** WHAT NEEDS TO BE DONE **
Give back each entry unchanged, minus pictures.

** DATASET **

>> Start

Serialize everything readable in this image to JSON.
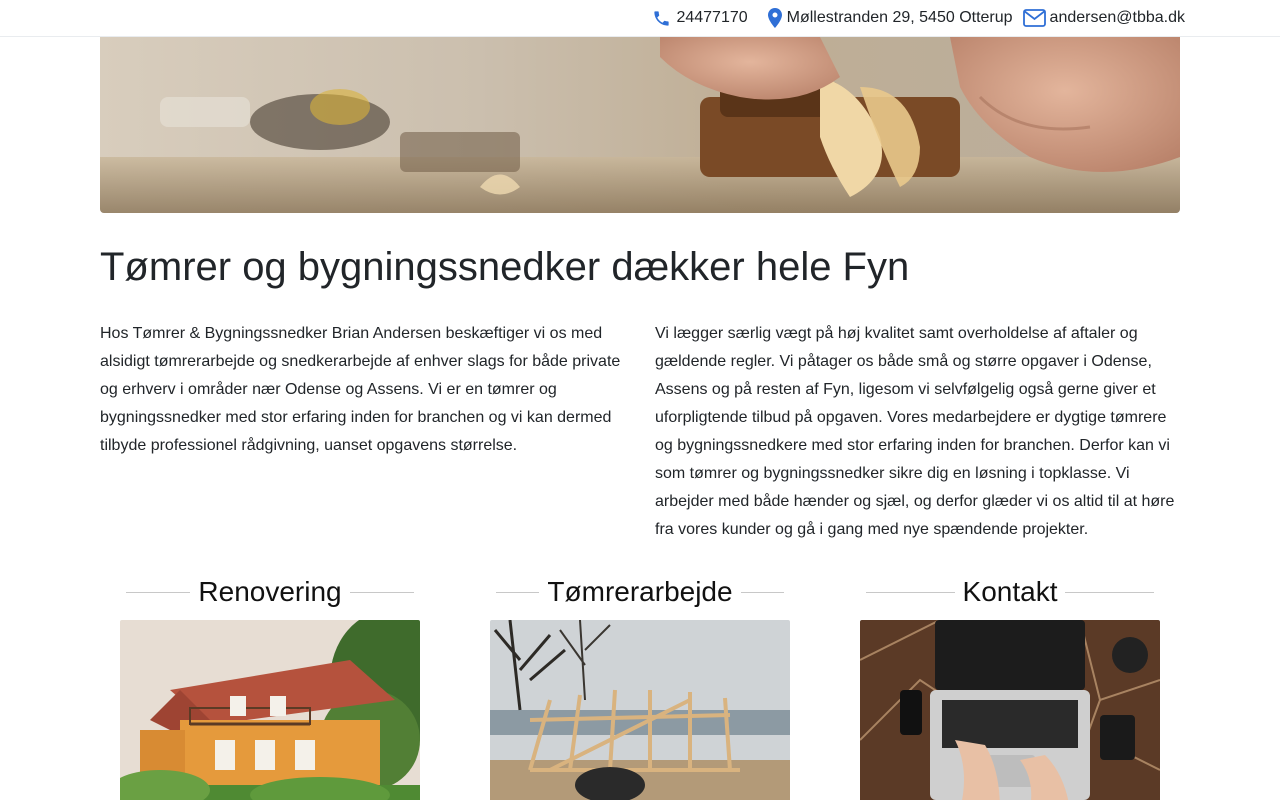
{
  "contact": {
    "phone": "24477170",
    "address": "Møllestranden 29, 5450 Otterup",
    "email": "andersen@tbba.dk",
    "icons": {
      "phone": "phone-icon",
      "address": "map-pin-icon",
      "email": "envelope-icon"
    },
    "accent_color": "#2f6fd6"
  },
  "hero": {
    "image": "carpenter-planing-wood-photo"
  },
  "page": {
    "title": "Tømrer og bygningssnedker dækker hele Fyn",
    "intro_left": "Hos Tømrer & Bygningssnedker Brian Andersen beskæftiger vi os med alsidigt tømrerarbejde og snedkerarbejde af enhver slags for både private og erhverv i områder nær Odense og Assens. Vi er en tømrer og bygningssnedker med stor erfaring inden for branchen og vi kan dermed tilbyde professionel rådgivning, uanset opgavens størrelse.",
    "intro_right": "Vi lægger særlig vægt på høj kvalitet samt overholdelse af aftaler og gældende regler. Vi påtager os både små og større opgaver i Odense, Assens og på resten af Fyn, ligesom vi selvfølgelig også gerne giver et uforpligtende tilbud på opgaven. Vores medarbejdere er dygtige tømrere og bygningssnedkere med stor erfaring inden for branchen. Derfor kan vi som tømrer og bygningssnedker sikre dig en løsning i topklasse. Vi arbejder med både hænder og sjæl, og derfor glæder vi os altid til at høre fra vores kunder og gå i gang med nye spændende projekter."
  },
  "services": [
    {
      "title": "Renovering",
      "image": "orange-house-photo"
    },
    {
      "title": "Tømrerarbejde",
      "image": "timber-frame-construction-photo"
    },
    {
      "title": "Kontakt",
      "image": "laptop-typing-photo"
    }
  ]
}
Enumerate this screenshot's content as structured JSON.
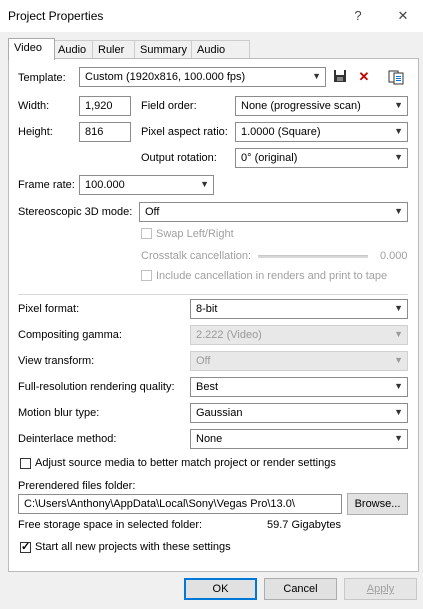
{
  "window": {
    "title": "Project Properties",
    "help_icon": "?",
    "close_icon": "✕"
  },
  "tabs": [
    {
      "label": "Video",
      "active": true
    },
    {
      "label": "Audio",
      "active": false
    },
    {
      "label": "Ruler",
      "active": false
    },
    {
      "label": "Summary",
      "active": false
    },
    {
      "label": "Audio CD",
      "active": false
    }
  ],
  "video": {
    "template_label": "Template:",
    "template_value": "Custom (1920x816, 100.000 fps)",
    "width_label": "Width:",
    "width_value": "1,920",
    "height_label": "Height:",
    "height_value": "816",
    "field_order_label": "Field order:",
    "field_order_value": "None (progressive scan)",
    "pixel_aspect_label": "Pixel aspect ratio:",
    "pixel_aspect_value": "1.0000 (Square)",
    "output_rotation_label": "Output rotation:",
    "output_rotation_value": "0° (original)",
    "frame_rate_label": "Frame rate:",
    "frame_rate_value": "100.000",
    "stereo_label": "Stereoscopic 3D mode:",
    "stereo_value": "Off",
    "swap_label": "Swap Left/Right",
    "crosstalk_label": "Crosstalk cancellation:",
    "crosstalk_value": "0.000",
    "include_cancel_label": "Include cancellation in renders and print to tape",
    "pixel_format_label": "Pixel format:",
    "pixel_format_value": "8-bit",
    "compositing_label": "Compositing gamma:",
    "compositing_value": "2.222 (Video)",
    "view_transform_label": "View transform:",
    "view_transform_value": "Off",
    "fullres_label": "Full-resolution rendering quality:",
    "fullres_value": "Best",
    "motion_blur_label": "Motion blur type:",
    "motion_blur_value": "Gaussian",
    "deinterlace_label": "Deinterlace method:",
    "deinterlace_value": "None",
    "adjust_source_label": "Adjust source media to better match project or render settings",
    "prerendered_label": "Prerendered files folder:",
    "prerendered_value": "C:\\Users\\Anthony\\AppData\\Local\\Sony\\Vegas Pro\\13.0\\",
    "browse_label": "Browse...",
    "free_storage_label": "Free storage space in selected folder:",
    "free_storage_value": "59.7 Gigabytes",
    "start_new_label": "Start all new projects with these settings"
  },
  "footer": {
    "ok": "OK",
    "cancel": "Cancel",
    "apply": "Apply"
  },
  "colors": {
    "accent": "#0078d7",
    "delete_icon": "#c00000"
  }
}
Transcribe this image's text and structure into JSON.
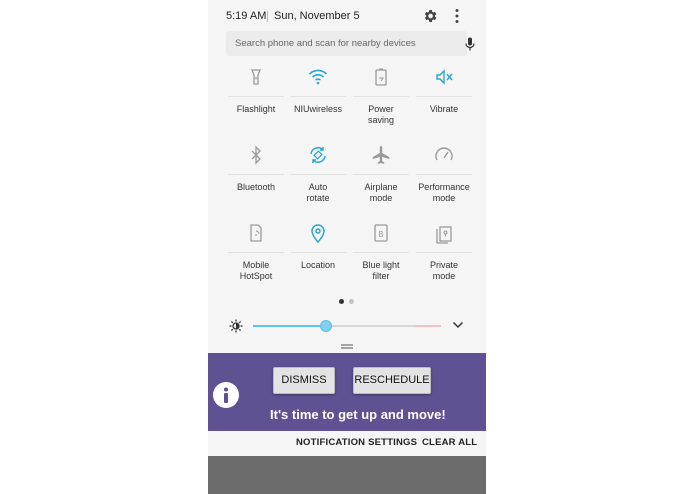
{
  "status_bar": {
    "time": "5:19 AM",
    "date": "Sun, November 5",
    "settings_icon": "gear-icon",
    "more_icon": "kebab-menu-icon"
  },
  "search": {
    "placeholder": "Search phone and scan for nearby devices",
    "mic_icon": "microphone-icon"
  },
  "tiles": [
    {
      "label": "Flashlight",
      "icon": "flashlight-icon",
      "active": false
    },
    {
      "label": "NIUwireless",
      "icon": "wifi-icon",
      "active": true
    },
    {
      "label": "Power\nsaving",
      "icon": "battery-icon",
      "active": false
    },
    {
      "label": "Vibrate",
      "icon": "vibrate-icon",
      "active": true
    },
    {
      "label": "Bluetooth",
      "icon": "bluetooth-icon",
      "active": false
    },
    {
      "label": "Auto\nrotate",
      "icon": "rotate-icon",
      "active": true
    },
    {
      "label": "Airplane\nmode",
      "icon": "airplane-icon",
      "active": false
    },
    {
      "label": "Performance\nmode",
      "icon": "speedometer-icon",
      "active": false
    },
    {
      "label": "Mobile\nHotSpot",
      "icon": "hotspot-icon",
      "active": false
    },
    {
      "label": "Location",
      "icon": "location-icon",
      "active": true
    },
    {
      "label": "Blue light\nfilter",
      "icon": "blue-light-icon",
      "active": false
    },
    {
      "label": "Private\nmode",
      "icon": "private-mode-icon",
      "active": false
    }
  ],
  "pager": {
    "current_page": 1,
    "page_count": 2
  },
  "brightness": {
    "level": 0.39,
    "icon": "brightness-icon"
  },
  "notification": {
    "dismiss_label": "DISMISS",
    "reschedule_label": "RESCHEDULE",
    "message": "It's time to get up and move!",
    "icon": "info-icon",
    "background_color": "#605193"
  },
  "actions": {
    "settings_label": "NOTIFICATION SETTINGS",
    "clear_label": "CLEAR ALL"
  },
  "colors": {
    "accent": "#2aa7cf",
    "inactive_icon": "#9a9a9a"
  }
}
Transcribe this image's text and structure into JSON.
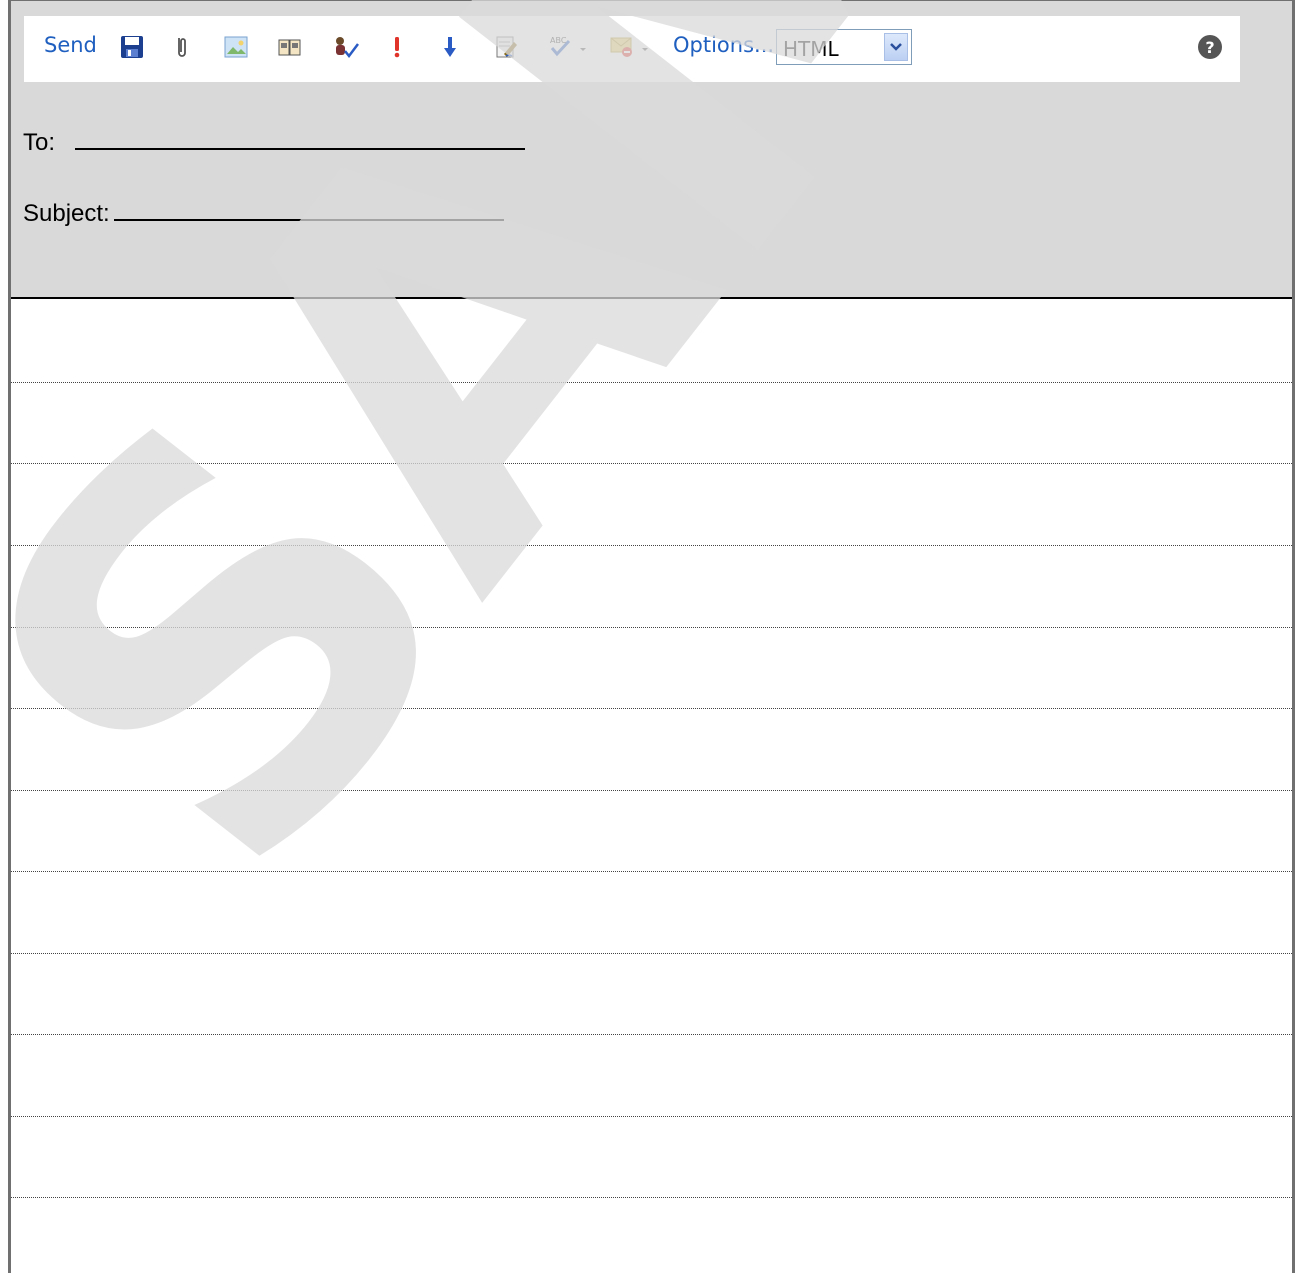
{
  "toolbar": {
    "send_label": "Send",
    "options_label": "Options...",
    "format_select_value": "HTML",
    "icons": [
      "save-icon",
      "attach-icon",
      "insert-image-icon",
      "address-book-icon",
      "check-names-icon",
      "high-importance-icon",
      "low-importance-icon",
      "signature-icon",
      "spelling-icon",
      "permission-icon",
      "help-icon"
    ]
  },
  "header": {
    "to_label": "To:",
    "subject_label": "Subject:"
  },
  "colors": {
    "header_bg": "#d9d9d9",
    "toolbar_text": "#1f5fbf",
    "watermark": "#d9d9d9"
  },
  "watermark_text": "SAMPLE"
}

>> End

** REPLY **
Serialize everything readable in this image to JSON.
{
  "contact": {
    "phone": "24477170",
    "address": "Møllestranden 29, 5450 Otterup",
    "email": "andersen@tbba.dk",
    "icons": {
      "phone": "phone-icon",
      "address": "map-pin-icon",
      "email": "envelope-icon"
    },
    "accent_color": "#2f6fd6"
  },
  "hero": {
    "image": "carpenter-planing-wood-photo"
  },
  "page": {
    "title": "Tømrer og bygningssnedker dækker hele Fyn",
    "intro_left": "Hos Tømrer & Bygningssnedker Brian Andersen beskæftiger vi os med alsidigt tømrerarbejde og snedkerarbejde af enhver slags for både private og erhverv i områder nær Odense og Assens. Vi er en tømrer og bygningssnedker med stor erfaring inden for branchen og vi kan dermed tilbyde professionel rådgivning, uanset opgavens størrelse.",
    "intro_right": "Vi lægger særlig vægt på høj kvalitet samt overholdelse af aftaler og gældende regler. Vi påtager os både små og større opgaver i Odense, Assens og på resten af Fyn, ligesom vi selvfølgelig også gerne giver et uforpligtende tilbud på opgaven. Vores medarbejdere er dygtige tømrere og bygningssnedkere med stor erfaring inden for branchen. Derfor kan vi som tømrer og bygningssnedker sikre dig en løsning i topklasse. Vi arbejder med både hænder og sjæl, og derfor glæder vi os altid til at høre fra vores kunder og gå i gang med nye spændende projekter."
  },
  "services": [
    {
      "title": "Renovering",
      "image": "orange-house-photo"
    },
    {
      "title": "Tømrerarbejde",
      "image": "timber-frame-construction-photo"
    },
    {
      "title": "Kontakt",
      "image": "laptop-typing-photo"
    }
  ]
}
Enumerate this screenshot's content as structured JSON.
{
  "window": {
    "title": "Project Properties",
    "help_icon": "?",
    "close_icon": "✕"
  },
  "tabs": [
    {
      "label": "Video",
      "active": true
    },
    {
      "label": "Audio",
      "active": false
    },
    {
      "label": "Ruler",
      "active": false
    },
    {
      "label": "Summary",
      "active": false
    },
    {
      "label": "Audio CD",
      "active": false
    }
  ],
  "video": {
    "template_label": "Template:",
    "template_value": "Custom (1920x816, 100.000 fps)",
    "width_label": "Width:",
    "width_value": "1,920",
    "height_label": "Height:",
    "height_value": "816",
    "field_order_label": "Field order:",
    "field_order_value": "None (progressive scan)",
    "pixel_aspect_label": "Pixel aspect ratio:",
    "pixel_aspect_value": "1.0000 (Square)",
    "output_rotation_label": "Output rotation:",
    "output_rotation_value": "0° (original)",
    "frame_rate_label": "Frame rate:",
    "frame_rate_value": "100.000",
    "stereo_label": "Stereoscopic 3D mode:",
    "stereo_value": "Off",
    "swap_label": "Swap Left/Right",
    "crosstalk_label": "Crosstalk cancellation:",
    "crosstalk_value": "0.000",
    "include_cancel_label": "Include cancellation in renders and print to tape",
    "pixel_format_label": "Pixel format:",
    "pixel_format_value": "8-bit",
    "compositing_label": "Compositing gamma:",
    "compositing_value": "2.222 (Video)",
    "view_transform_label": "View transform:",
    "view_transform_value": "Off",
    "fullres_label": "Full-resolution rendering quality:",
    "fullres_value": "Best",
    "motion_blur_label": "Motion blur type:",
    "motion_blur_value": "Gaussian",
    "deinterlace_label": "Deinterlace method:",
    "deinterlace_value": "None",
    "adjust_source_label": "Adjust source media to better match project or render settings",
    "prerendered_label": "Prerendered files folder:",
    "prerendered_value": "C:\\Users\\Anthony\\AppData\\Local\\Sony\\Vegas Pro\\13.0\\",
    "browse_label": "Browse...",
    "free_storage_label": "Free storage space in selected folder:",
    "free_storage_value": "59.7 Gigabytes",
    "start_new_label": "Start all new projects with these settings"
  },
  "footer": {
    "ok": "OK",
    "cancel": "Cancel",
    "apply": "Apply"
  },
  "colors": {
    "accent": "#0078d7",
    "delete_icon": "#c00000"
  }
}
Transcribe this image's text and structure into JSON.
{
  "status_bar": {
    "time": "5:19 AM",
    "date": "Sun, November 5",
    "settings_icon": "gear-icon",
    "more_icon": "kebab-menu-icon"
  },
  "search": {
    "placeholder": "Search phone and scan for nearby devices",
    "mic_icon": "microphone-icon"
  },
  "tiles": [
    {
      "label": "Flashlight",
      "icon": "flashlight-icon",
      "active": false
    },
    {
      "label": "NIUwireless",
      "icon": "wifi-icon",
      "active": true
    },
    {
      "label": "Power\nsaving",
      "icon": "battery-icon",
      "active": false
    },
    {
      "label": "Vibrate",
      "icon": "vibrate-icon",
      "active": true
    },
    {
      "label": "Bluetooth",
      "icon": "bluetooth-icon",
      "active": false
    },
    {
      "label": "Auto\nrotate",
      "icon": "rotate-icon",
      "active": true
    },
    {
      "label": "Airplane\nmode",
      "icon": "airplane-icon",
      "active": false
    },
    {
      "label": "Performance\nmode",
      "icon": "speedometer-icon",
      "active": false
    },
    {
      "label": "Mobile\nHotSpot",
      "icon": "hotspot-icon",
      "active": false
    },
    {
      "label": "Location",
      "icon": "location-icon",
      "active": true
    },
    {
      "label": "Blue light\nfilter",
      "icon": "blue-light-icon",
      "active": false
    },
    {
      "label": "Private\nmode",
      "icon": "private-mode-icon",
      "active": false
    }
  ],
  "pager": {
    "current_page": 1,
    "page_count": 2
  },
  "brightness": {
    "level": 0.39,
    "icon": "brightness-icon"
  },
  "notification": {
    "dismiss_label": "DISMISS",
    "reschedule_label": "RESCHEDULE",
    "message": "It's time to get up and move!",
    "icon": "info-icon",
    "background_color": "#605193"
  },
  "actions": {
    "settings_label": "NOTIFICATION SETTINGS",
    "clear_label": "CLEAR ALL"
  },
  "colors": {
    "accent": "#2aa7cf",
    "inactive_icon": "#9a9a9a"
  }
}
Transcribe this image's text and structure into JSON.
{
  "toolbar": {
    "send_label": "Send",
    "options_label": "Options...",
    "format_select_value": "HTML",
    "icons": [
      "save-icon",
      "attach-icon",
      "insert-image-icon",
      "address-book-icon",
      "check-names-icon",
      "high-importance-icon",
      "low-importance-icon",
      "signature-icon",
      "spelling-icon",
      "permission-icon",
      "help-icon"
    ]
  },
  "header": {
    "to_label": "To:",
    "subject_label": "Subject:"
  },
  "colors": {
    "header_bg": "#d9d9d9",
    "toolbar_text": "#1f5fbf",
    "watermark": "#d9d9d9"
  },
  "watermark_text": "SAMPLE"
}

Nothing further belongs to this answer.